• [DATA FOR THIS EXERCISE]

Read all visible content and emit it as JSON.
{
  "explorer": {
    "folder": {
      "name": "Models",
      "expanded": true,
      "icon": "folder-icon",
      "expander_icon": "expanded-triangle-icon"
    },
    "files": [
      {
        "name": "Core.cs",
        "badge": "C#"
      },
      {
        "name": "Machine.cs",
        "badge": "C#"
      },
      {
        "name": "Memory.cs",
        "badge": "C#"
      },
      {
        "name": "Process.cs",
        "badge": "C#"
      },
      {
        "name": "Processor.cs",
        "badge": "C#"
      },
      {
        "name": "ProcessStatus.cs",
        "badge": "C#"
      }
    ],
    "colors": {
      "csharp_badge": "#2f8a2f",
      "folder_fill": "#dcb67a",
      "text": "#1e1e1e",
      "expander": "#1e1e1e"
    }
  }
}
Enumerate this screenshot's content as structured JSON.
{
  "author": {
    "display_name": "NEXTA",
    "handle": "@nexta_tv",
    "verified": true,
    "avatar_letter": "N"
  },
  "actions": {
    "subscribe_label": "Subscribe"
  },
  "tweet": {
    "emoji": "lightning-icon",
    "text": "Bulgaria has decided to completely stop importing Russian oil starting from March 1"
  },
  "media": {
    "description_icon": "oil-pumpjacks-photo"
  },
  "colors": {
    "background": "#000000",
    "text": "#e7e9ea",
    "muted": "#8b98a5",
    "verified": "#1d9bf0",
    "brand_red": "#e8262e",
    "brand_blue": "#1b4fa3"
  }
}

• [INSTRUCTIONS FOR THE TASK] Starting with the line that contains "Enumerate this screenshot's", write out each line through the end of the listing, exactly as it appears, and include nothing else.

• [ANSWER TO THE TASK]
Enumerate this screenshot's content as structured JSON.
{
  "author": {
    "display_name": "NEXTA",
    "handle": "@nexta_tv",
    "verified": true,
    "avatar_letter": "N"
  },
  "actions": {
    "subscribe_label": "Subscribe"
  },
  "tweet": {
    "emoji": "lightning-icon",
    "text": "Bulgaria has decided to completely stop importing Russian oil starting from March 1"
  },
  "media": {
    "description_icon": "oil-pumpjacks-photo"
  },
  "colors": {
    "background": "#000000",
    "text": "#e7e9ea",
    "muted": "#8b98a5",
    "verified": "#1d9bf0",
    "brand_red": "#e8262e",
    "brand_blue": "#1b4fa3"
  }
}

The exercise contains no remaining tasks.